## Excerpt
## Begin

We recall that all these stars are nonradial g-mode pulsators with multiple modes of oscillations, which can experience temperature excursions of 3000 K during a pulsation cycle. Our UV spectra are time-averaged spectra that cover multiple pulsation cycles. How well our static models can fit the time-averaged observations depends somewhat on periods, amplitudes, phases, and perhaps inclination. For example, the large-amplitude pulsators EC 04207-4748 and WD 1654+160 present significantly nonlinear light curves with sharp maxima generated by localized high-temperature variations (Montgomery et al. 2010). In particular the He ii 1640 Å line could potentially show strong effects. A theoretical nonpulsating model with Teff = 25 000 K will show an extremely weak (undetectable) line. However, the strength of the line rapidly increases at higher temperatures, but is still 0 below 25 000 K. Thus a pulsating model can show a detectable line in the time-averaged spectrum with time-averaged Teff = 25 000 K, if the amplitude is large enough. At the hot end near 29 000 K the change is much more symmetric between positive and negative temperature variations and the time-averaged spectrum will resemble the nonpulsating star more closely. The observations were taken in TIME-TAG mode, and we are currently working on extracting time-resolved spectra to analyze the change during the pulsation cycle.
4. Origin of the photospheric metals
The widely accepted explanation for the metal pollution in white dwarf photospheres is accretion from a debris disk, a remnant of a former planetary system, with rocky material resembling the composition of our own system (e.g., Zuckerman et al. 2007; Dufour et al. 2012; Gänsicke et al. 2012) . In a comprehensive study of HST/COS spectra of a homogenous sample of DA white dwarfs with Teff between 17 000 and 27 000 K, Koester et al. (2014) found that 48 out of 85 objects showed photospheric metals, in all cases including silicon. In about half of them, the presence of Si and sometimes C could be explained by radiative levitation and no current accretion is necessary. However, 23 objects must be currently accreting because the abundances are too high to be supported by radiative levitation. The diffusion timescales in these DAs are extremely short, from days to a few years at most. It can therefore be safely assumed that the accretion is now ongoing in a stationary state, which allows the direct determination of the abundance ratios in the accreted matter from those observed in the photosphere.
Only a few of the DAs with photospheric silicon also show carbon, and the highest C/Si ratio for the accreting matter is 10 for WD 0710+471. This star is a known post-common-envelope binary (PCEB, see Marsh & Duck 1996), which accretes solar-like material from the wind of its red companion. In all other cases the C/Si ratio is at most around 1 and in most cases much below this, which is typical for rocky material in our solar system. There is no single object among the 48 with metals that shows carbon and not silicon.

## End

## Data excerpt
## Begin

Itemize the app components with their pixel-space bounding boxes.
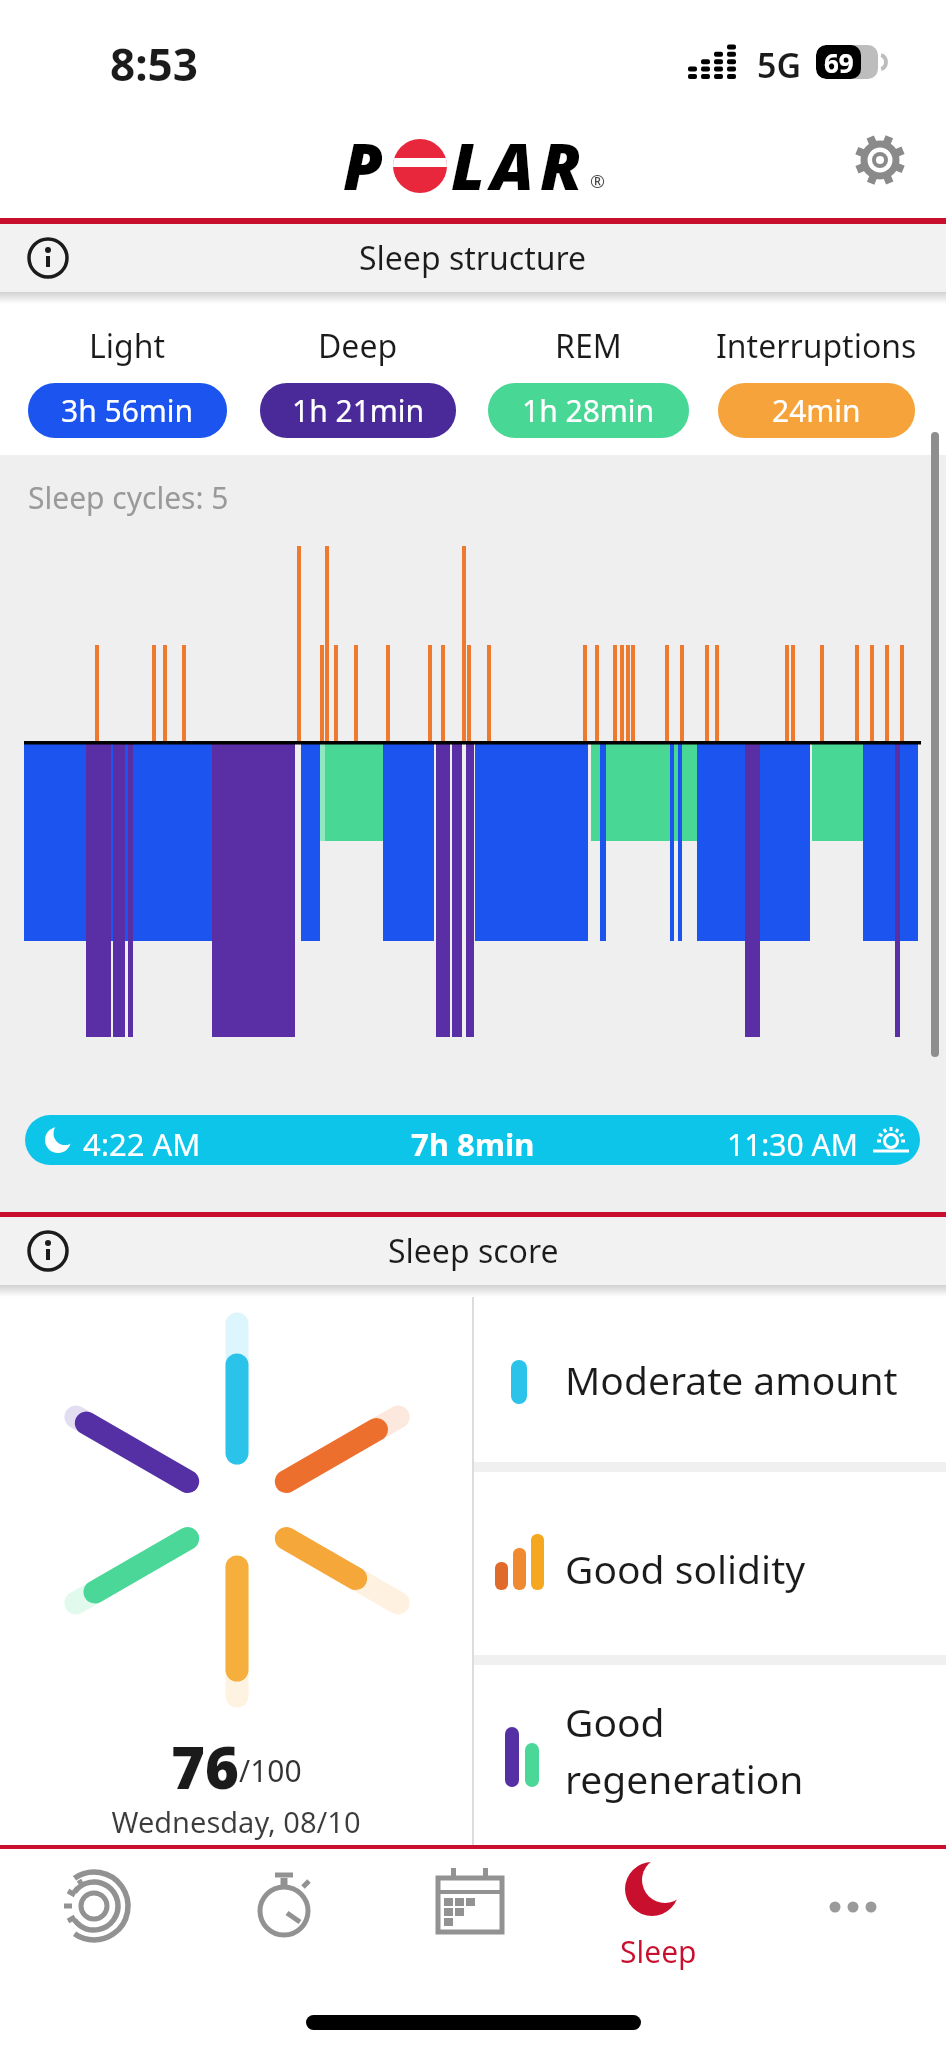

## End

## Task prompt
For each statement, answer yes or no on whether the white dwarf excerpt supports it, and quote the exact words that decide it. 1. Of 85 DA white dwarfs studied, 48 showed photospheric metals. 2. WD 0710+471 gets its accreted material from a debris disk. 3. Some of the stars with metals show carbon but no silicon. The listing is separate from the white dwarf excerpt.

## Final result
1. Yes: "found that 48 out of 85 objects showed photospheric metals"
2. No: "accretes solar-like material from the wind of its red companion"
3. No: "There is no single object among the 48 with metals that shows carbon and not silicon."